Repeat all of the records verbatim.

'''

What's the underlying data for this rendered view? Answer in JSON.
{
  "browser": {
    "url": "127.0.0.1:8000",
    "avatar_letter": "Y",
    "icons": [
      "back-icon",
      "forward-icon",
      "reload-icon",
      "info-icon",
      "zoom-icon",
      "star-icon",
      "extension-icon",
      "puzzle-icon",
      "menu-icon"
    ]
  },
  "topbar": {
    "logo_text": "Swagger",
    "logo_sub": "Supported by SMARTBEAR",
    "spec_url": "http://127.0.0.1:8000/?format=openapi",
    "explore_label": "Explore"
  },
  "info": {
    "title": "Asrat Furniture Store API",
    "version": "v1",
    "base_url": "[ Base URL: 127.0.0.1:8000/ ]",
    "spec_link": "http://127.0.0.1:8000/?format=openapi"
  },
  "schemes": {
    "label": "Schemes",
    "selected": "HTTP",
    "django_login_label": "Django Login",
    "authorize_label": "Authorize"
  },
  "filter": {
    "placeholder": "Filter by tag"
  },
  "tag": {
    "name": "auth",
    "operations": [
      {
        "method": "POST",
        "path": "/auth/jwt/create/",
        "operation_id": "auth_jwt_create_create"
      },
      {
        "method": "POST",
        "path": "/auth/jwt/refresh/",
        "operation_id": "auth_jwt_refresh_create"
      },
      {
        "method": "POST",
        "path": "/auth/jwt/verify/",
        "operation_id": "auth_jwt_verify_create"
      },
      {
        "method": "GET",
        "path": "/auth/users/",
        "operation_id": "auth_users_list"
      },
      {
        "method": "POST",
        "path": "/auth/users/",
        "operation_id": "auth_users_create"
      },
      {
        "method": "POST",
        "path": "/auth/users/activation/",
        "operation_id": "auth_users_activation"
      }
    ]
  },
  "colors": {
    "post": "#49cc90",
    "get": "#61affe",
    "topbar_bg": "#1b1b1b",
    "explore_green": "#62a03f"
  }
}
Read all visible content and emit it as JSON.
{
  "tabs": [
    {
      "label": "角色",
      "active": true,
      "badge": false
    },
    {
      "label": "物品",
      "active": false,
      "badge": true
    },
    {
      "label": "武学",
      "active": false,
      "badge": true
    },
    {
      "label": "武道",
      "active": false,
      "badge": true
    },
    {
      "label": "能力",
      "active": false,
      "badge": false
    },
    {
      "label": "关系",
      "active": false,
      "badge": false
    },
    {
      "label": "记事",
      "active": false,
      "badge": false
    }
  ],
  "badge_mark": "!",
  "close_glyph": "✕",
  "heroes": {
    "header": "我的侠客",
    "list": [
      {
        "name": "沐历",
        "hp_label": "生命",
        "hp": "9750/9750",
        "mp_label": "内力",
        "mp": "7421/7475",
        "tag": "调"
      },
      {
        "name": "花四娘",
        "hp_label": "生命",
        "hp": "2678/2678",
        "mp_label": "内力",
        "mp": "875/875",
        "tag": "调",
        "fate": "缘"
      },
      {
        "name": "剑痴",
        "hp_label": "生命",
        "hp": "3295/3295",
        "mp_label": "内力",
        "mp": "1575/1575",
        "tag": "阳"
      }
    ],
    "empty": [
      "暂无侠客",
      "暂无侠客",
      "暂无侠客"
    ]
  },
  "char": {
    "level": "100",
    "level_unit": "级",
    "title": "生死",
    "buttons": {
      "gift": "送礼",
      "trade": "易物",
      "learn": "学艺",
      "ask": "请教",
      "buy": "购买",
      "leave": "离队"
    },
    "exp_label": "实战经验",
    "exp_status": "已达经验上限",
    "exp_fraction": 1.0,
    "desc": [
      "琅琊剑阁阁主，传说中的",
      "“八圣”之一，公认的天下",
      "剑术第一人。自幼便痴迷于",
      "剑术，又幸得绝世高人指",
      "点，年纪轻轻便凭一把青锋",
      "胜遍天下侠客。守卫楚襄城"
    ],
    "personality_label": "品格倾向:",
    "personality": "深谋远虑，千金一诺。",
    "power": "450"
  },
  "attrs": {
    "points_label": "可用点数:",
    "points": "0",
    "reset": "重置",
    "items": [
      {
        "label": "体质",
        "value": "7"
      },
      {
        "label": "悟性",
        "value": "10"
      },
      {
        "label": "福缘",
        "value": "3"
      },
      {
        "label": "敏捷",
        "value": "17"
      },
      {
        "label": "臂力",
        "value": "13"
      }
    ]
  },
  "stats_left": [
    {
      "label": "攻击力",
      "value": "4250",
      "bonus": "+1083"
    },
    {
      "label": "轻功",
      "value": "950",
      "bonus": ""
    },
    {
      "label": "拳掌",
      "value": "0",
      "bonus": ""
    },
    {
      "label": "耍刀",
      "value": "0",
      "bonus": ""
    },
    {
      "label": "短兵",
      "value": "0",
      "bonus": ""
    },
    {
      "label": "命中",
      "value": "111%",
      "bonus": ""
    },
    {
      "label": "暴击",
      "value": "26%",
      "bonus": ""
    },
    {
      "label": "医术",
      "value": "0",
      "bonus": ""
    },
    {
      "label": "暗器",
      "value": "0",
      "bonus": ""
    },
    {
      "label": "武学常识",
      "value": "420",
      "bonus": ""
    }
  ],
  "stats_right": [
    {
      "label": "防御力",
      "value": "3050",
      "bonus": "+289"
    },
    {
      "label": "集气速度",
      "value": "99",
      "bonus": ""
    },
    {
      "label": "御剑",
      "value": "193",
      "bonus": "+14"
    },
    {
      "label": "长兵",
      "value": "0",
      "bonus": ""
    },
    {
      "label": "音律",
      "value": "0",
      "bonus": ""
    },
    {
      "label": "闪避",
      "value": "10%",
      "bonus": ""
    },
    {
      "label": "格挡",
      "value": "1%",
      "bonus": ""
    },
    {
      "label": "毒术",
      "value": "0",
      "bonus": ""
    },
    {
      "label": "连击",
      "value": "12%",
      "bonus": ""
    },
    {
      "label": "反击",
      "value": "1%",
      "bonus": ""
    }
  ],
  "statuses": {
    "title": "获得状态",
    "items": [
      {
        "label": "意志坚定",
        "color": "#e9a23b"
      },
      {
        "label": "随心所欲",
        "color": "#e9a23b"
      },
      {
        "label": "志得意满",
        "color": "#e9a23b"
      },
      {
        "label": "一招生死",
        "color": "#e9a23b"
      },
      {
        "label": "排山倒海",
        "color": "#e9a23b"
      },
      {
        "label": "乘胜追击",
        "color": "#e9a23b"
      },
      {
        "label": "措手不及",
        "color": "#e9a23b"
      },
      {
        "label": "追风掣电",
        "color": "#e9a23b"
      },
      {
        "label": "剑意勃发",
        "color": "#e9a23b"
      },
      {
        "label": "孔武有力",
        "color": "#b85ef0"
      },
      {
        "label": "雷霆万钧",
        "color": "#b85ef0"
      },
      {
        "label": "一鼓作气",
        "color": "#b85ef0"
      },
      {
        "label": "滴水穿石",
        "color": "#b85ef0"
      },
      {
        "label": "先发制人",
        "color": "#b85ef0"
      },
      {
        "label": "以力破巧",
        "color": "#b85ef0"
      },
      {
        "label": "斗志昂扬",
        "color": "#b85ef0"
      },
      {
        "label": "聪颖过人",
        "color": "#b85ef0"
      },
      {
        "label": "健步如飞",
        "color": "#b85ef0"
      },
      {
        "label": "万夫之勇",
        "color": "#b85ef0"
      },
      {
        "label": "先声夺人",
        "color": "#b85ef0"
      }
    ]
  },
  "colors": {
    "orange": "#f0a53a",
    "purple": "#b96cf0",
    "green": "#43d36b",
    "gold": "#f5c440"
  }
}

'''

- [Answer in full]:
What's the underlying data for this rendered view? Answer in JSON.
{
  "browser": {
    "url": "127.0.0.1:8000",
    "avatar_letter": "Y",
    "icons": [
      "back-icon",
      "forward-icon",
      "reload-icon",
      "info-icon",
      "zoom-icon",
      "star-icon",
      "extension-icon",
      "puzzle-icon",
      "menu-icon"
    ]
  },
  "topbar": {
    "logo_text": "Swagger",
    "logo_sub": "Supported by SMARTBEAR",
    "spec_url": "http://127.0.0.1:8000/?format=openapi",
    "explore_label": "Explore"
  },
  "info": {
    "title": "Asrat Furniture Store API",
    "version": "v1",
    "base_url": "[ Base URL: 127.0.0.1:8000/ ]",
    "spec_link": "http://127.0.0.1:8000/?format=openapi"
  },
  "schemes": {
    "label": "Schemes",
    "selected": "HTTP",
    "django_login_label": "Django Login",
    "authorize_label": "Authorize"
  },
  "filter": {
    "placeholder": "Filter by tag"
  },
  "tag": {
    "name": "auth",
    "operations": [
      {
        "method": "POST",
        "path": "/auth/jwt/create/",
        "operation_id": "auth_jwt_create_create"
      },
      {
        "method": "POST",
        "path": "/auth/jwt/refresh/",
        "operation_id": "auth_jwt_refresh_create"
      },
      {
        "method": "POST",
        "path": "/auth/jwt/verify/",
        "operation_id": "auth_jwt_verify_create"
      },
      {
        "method": "GET",
        "path": "/auth/users/",
        "operation_id": "auth_users_list"
      },
      {
        "method": "POST",
        "path": "/auth/users/",
        "operation_id": "auth_users_create"
      },
      {
        "method": "POST",
        "path": "/auth/users/activation/",
        "operation_id": "auth_users_activation"
      }
    ]
  },
  "colors": {
    "post": "#49cc90",
    "get": "#61affe",
    "topbar_bg": "#1b1b1b",
    "explore_green": "#62a03f"
  }
}
Read all visible content and emit it as JSON.
{
  "tabs": [
    {
      "label": "角色",
      "active": true,
      "badge": false
    },
    {
      "label": "物品",
      "active": false,
      "badge": true
    },
    {
      "label": "武学",
      "active": false,
      "badge": true
    },
    {
      "label": "武道",
      "active": false,
      "badge": true
    },
    {
      "label": "能力",
      "active": false,
      "badge": false
    },
    {
      "label": "关系",
      "active": false,
      "badge": false
    },
    {
      "label": "记事",
      "active": false,
      "badge": false
    }
  ],
  "badge_mark": "!",
  "close_glyph": "✕",
  "heroes": {
    "header": "我的侠客",
    "list": [
      {
        "name": "沐历",
        "hp_label": "生命",
        "hp": "9750/9750",
        "mp_label": "内力",
        "mp": "7421/7475",
        "tag": "调"
      },
      {
        "name": "花四娘",
        "hp_label": "生命",
        "hp": "2678/2678",
        "mp_label": "内力",
        "mp": "875/875",
        "tag": "调",
        "fate": "缘"
      },
      {
        "name": "剑痴",
        "hp_label": "生命",
        "hp": "3295/3295",
        "mp_label": "内力",
        "mp": "1575/1575",
        "tag": "阳"
      }
    ],
    "empty": [
      "暂无侠客",
      "暂无侠客",
      "暂无侠客"
    ]
  },
  "char": {
    "level": "100",
    "level_unit": "级",
    "title": "生死",
    "buttons": {
      "gift": "送礼",
      "trade": "易物",
      "learn": "学艺",
      "ask": "请教",
      "buy": "购买",
      "leave": "离队"
    },
    "exp_label": "实战经验",
    "exp_status": "已达经验上限",
    "exp_fraction": 1.0,
    "desc": [
      "琅琊剑阁阁主，传说中的",
      "“八圣”之一，公认的天下",
      "剑术第一人。自幼便痴迷于",
      "剑术，又幸得绝世高人指",
      "点，年纪轻轻便凭一把青锋",
      "胜遍天下侠客。守卫楚襄城"
    ],
    "personality_label": "品格倾向:",
    "personality": "深谋远虑，千金一诺。",
    "power": "450"
  },
  "attrs": {
    "points_label": "可用点数:",
    "points": "0",
    "reset": "重置",
    "items": [
      {
        "label": "体质",
        "value": "7"
      },
      {
        "label": "悟性",
        "value": "10"
      },
      {
        "label": "福缘",
        "value": "3"
      },
      {
        "label": "敏捷",
        "value": "17"
      },
      {
        "label": "臂力",
        "value": "13"
      }
    ]
  },
  "stats_left": [
    {
      "label": "攻击力",
      "value": "4250",
      "bonus": "+1083"
    },
    {
      "label": "轻功",
      "value": "950",
      "bonus": ""
    },
    {
      "label": "拳掌",
      "value": "0",
      "bonus": ""
    },
    {
      "label": "耍刀",
      "value": "0",
      "bonus": ""
    },
    {
      "label": "短兵",
      "value": "0",
      "bonus": ""
    },
    {
      "label": "命中",
      "value": "111%",
      "bonus": ""
    },
    {
      "label": "暴击",
      "value": "26%",
      "bonus": ""
    },
    {
      "label": "医术",
      "value": "0",
      "bonus": ""
    },
    {
      "label": "暗器",
      "value": "0",
      "bonus": ""
    },
    {
      "label": "武学常识",
      "value": "420",
      "bonus": ""
    }
  ],
  "stats_right": [
    {
      "label": "防御力",
      "value": "3050",
      "bonus": "+289"
    },
    {
      "label": "集气速度",
      "value": "99",
      "bonus": ""
    },
    {
      "label": "御剑",
      "value": "193",
      "bonus": "+14"
    },
    {
      "label": "长兵",
      "value": "0",
      "bonus": ""
    },
    {
      "label": "音律",
      "value": "0",
      "bonus": ""
    },
    {
      "label": "闪避",
      "value": "10%",
      "bonus": ""
    },
    {
      "label": "格挡",
      "value": "1%",
      "bonus": ""
    },
    {
      "label": "毒术",
      "value": "0",
      "bonus": ""
    },
    {
      "label": "连击",
      "value": "12%",
      "bonus": ""
    },
    {
      "label": "反击",
      "value": "1%",
      "bonus": ""
    }
  ],
  "statuses": {
    "title": "获得状态",
    "items": [
      {
        "label": "意志坚定",
        "color": "#e9a23b"
      },
      {
        "label": "随心所欲",
        "color": "#e9a23b"
      },
      {
        "label": "志得意满",
        "color": "#e9a23b"
      },
      {
        "label": "一招生死",
        "color": "#e9a23b"
      },
      {
        "label": "排山倒海",
        "color": "#e9a23b"
      },
      {
        "label": "乘胜追击",
        "color": "#e9a23b"
      },
      {
        "label": "措手不及",
        "color": "#e9a23b"
      },
      {
        "label": "追风掣电",
        "color": "#e9a23b"
      },
      {
        "label": "剑意勃发",
        "color": "#e9a23b"
      },
      {
        "label": "孔武有力",
        "color": "#b85ef0"
      },
      {
        "label": "雷霆万钧",
        "color": "#b85ef0"
      },
      {
        "label": "一鼓作气",
        "color": "#b85ef0"
      },
      {
        "label": "滴水穿石",
        "color": "#b85ef0"
      },
      {
        "label": "先发制人",
        "color": "#b85ef0"
      },
      {
        "label": "以力破巧",
        "color": "#b85ef0"
      },
      {
        "label": "斗志昂扬",
        "color": "#b85ef0"
      },
      {
        "label": "聪颖过人",
        "color": "#b85ef0"
      },
      {
        "label": "健步如飞",
        "color": "#b85ef0"
      },
      {
        "label": "万夫之勇",
        "color": "#b85ef0"
      },
      {
        "label": "先声夺人",
        "color": "#b85ef0"
      }
    ]
  },
  "colors": {
    "orange": "#f0a53a",
    "purple": "#b96cf0",
    "green": "#43d36b",
    "gold": "#f5c440"
  }
}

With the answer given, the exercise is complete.